>> Begin

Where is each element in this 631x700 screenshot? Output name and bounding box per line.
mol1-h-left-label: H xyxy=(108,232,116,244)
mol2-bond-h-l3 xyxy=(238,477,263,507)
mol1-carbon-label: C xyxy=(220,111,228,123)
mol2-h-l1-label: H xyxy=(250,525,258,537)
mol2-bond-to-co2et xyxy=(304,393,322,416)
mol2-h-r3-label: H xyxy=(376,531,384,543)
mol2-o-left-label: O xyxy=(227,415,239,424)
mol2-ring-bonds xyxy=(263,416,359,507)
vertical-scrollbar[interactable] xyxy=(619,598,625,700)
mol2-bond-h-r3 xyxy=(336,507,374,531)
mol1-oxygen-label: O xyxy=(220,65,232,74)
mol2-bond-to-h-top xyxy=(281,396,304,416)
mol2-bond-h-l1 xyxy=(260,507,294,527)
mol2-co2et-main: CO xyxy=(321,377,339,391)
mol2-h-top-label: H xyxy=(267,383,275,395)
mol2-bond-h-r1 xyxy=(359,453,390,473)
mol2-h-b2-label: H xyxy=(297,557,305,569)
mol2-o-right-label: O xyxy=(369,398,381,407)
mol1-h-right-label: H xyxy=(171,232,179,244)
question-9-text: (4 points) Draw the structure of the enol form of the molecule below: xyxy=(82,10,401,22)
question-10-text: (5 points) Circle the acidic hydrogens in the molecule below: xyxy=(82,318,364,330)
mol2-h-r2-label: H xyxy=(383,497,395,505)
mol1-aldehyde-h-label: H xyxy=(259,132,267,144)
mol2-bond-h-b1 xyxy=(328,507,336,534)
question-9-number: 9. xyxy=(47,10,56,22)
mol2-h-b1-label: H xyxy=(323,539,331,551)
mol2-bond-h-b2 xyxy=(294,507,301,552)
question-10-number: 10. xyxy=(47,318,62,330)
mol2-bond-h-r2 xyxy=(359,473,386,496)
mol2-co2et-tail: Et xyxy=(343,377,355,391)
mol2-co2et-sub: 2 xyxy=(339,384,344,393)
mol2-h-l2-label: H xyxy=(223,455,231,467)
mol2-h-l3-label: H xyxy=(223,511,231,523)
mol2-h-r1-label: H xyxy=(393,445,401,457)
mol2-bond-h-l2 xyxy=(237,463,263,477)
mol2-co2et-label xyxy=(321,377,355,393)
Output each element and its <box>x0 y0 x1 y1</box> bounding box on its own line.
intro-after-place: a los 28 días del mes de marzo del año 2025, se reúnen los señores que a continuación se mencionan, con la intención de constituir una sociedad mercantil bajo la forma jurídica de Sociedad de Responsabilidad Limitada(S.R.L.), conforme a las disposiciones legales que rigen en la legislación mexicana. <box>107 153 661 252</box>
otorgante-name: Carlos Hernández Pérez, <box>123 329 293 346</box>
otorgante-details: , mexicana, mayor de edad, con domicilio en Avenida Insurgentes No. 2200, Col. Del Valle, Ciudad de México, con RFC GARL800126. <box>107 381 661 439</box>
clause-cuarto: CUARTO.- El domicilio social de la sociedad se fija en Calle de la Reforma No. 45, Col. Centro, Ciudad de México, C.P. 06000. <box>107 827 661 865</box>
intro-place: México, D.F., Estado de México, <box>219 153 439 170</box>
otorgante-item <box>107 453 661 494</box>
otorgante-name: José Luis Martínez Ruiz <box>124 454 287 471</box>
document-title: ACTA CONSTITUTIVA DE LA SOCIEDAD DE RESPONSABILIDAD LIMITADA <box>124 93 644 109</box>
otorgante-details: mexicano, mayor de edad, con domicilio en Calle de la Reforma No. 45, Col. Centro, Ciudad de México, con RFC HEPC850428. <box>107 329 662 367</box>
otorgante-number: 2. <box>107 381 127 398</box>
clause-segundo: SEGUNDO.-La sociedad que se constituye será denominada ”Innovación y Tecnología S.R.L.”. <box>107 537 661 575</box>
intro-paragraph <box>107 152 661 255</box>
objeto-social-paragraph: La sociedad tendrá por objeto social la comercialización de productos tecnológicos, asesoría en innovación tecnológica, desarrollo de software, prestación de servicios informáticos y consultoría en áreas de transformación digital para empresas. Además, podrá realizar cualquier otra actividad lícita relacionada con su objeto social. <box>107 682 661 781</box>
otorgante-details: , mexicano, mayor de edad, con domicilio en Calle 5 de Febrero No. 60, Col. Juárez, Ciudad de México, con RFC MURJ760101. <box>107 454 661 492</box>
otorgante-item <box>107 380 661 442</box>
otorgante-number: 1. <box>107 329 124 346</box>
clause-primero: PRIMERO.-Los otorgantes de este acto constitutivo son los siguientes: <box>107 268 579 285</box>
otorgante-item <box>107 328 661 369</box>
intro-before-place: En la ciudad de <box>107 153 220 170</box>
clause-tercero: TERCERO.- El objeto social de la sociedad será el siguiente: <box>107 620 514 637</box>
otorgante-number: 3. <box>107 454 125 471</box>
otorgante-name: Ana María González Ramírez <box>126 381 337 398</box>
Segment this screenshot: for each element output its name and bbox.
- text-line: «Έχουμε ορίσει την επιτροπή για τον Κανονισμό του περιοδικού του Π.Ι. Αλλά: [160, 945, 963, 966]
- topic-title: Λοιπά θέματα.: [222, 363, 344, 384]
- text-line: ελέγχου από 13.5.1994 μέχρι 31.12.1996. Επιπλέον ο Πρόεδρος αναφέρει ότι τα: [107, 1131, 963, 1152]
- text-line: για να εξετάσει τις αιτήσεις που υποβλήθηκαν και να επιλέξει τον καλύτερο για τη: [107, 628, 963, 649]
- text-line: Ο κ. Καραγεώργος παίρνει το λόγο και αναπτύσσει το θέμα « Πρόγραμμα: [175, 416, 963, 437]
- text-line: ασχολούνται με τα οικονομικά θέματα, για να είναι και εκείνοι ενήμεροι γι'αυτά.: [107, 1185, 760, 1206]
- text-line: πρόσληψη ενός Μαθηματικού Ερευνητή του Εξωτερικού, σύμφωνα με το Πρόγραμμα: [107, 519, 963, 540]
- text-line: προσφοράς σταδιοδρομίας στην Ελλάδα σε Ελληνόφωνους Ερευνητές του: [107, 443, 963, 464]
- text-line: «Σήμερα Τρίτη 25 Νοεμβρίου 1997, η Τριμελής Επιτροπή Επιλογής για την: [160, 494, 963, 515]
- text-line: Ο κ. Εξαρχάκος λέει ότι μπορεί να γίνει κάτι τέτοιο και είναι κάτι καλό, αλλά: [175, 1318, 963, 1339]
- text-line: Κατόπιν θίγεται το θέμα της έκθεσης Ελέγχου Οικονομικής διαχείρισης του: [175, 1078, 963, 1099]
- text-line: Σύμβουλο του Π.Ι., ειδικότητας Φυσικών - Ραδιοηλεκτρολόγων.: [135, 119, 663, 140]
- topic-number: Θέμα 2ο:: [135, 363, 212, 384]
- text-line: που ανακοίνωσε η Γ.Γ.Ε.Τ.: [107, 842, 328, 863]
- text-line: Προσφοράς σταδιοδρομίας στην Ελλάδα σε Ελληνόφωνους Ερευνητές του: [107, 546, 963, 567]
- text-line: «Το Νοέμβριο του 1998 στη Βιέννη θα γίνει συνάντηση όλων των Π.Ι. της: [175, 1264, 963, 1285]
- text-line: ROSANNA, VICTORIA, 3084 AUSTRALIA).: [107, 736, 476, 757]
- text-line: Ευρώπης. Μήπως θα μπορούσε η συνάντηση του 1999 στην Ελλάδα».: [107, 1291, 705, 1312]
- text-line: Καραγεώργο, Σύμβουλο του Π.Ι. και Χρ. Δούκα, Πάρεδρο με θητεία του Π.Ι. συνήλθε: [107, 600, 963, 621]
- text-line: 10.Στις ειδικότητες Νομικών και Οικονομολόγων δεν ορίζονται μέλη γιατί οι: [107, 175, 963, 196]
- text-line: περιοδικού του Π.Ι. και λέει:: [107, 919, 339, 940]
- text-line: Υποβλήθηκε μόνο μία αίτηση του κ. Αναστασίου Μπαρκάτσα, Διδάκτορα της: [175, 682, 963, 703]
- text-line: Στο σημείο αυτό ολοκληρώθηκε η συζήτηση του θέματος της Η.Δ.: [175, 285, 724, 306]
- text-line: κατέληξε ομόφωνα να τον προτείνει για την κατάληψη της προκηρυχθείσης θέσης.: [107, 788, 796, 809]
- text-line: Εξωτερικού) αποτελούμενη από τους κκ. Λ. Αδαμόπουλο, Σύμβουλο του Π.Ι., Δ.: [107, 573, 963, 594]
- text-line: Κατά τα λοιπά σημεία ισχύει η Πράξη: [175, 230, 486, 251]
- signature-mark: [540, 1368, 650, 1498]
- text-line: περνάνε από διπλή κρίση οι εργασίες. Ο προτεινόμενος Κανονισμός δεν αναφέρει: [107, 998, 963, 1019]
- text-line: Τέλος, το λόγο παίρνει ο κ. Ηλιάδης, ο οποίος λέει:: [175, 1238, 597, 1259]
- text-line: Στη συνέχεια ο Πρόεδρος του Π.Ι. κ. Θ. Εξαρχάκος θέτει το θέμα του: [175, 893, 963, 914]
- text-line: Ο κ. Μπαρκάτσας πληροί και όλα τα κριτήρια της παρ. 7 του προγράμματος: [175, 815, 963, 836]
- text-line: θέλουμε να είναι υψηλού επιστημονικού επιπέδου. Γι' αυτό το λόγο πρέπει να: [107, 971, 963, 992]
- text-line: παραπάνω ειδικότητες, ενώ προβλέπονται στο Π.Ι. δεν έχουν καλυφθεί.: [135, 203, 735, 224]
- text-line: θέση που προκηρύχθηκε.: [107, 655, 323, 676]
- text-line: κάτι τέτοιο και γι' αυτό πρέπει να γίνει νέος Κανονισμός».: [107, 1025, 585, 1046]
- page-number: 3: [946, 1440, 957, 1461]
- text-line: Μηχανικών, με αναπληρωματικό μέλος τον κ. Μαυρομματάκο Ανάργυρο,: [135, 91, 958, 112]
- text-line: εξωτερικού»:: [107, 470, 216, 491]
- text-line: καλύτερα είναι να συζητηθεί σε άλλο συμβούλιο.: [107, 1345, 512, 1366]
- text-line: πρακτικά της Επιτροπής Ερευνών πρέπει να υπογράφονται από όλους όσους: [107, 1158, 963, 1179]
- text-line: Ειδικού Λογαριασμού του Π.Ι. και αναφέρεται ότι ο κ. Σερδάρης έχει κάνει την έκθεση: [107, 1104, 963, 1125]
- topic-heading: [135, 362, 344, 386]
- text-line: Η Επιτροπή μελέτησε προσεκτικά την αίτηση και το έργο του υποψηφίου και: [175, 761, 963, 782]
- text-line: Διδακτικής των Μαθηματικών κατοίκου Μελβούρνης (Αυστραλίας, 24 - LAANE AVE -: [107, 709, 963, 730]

>> End

• TO BE DONE:
Starting with the first row and ending with the line that contains "Output each element", lay out every line as a Markdown table with the columns No. and Text. Leave out blank lines.

• EXPECTED OUTPUT:
| No. | Text |
|---|---|
| 1 | Where is each element in this 631x700 screenshot? Output name and bounding box per line. |
| 2 | mol1-h-left-label: H xyxy=(108,232,116,244) |
| 3 | mol2-bond-h-l3 xyxy=(238,477,263,507) |
| 4 | mol1-carbon-label: C xyxy=(220,111,228,123) |
| 5 | mol2-h-l1-label: H xyxy=(250,525,258,537) |
| 6 | mol2-bond-to-co2et xyxy=(304,393,322,416) |
| 7 | mol2-h-r3-label: H xyxy=(376,531,384,543) |
| 8 | mol2-o-left-label: O xyxy=(227,415,239,424) |
| 9 | mol2-ring-bonds xyxy=(263,416,359,507) |
| 10 | vertical-scrollbar[interactable] xyxy=(619,598,625,700) |
| 11 | mol2-bond-h-r3 xyxy=(336,507,374,531) |
| 12 | mol1-oxygen-label: O xyxy=(220,65,232,74) |
| 13 | mol2-bond-to-h-top xyxy=(281,396,304,416) |
| 14 | mol2-bond-h-l1 xyxy=(260,507,294,527) |
| 15 | mol2-co2et-main: CO xyxy=(321,377,339,391) |
| 16 | mol2-h-top-label: H xyxy=(267,383,275,395) |
| 17 | mol2-bond-h-r1 xyxy=(359,453,390,473) |
| 18 | mol2-h-b2-label: H xyxy=(297,557,305,569) |
| 19 | mol2-o-right-label: O xyxy=(369,398,381,407) |
| 20 | mol1-h-right-label: H xyxy=(171,232,179,244) |
| 21 | question-9-text: (4 points) Draw the structure of the enol form of the molecule below: xyxy=(82,10,401,22) |
| 22 | question-10-text: (5 points) Circle the acidic hydrogens in the molecule below: xyxy=(82,318,364,330) |
| 23 | mol2-h-r2-label: H xyxy=(383,497,395,505) |
| 24 | mol1-aldehyde-h-label: H xyxy=(259,132,267,144) |
| 25 | mol2-bond-h-b1 xyxy=(328,507,336,534) |
| 26 | question-9-number: 9. xyxy=(47,10,56,22) |
| 27 | mol2-h-b1-label: H xyxy=(323,539,331,551) |
| 28 | mol2-bond-h-b2 xyxy=(294,507,301,552) |
| 29 | question-10-number: 10. xyxy=(47,318,62,330) |
| 30 | mol2-bond-h-r2 xyxy=(359,473,386,496) |
| 31 | mol2-co2et-tail: Et xyxy=(343,377,355,391) |
| 32 | mol2-co2et-sub: 2 xyxy=(339,384,344,393) |
| 33 | mol2-h-l2-label: H xyxy=(223,455,231,467) |
| 34 | mol2-h-l3-label: H xyxy=(223,511,231,523) |
| 35 | mol2-h-r1-label: H xyxy=(393,445,401,457) |
| 36 | mol2-bond-h-l2 xyxy=(237,463,263,477) |
| 37 | mol2-co2et-label xyxy=(321,377,355,393) |
| 38 | Output each element and its <box>x0 y0 x1 y1</box> bounding box on its own line. |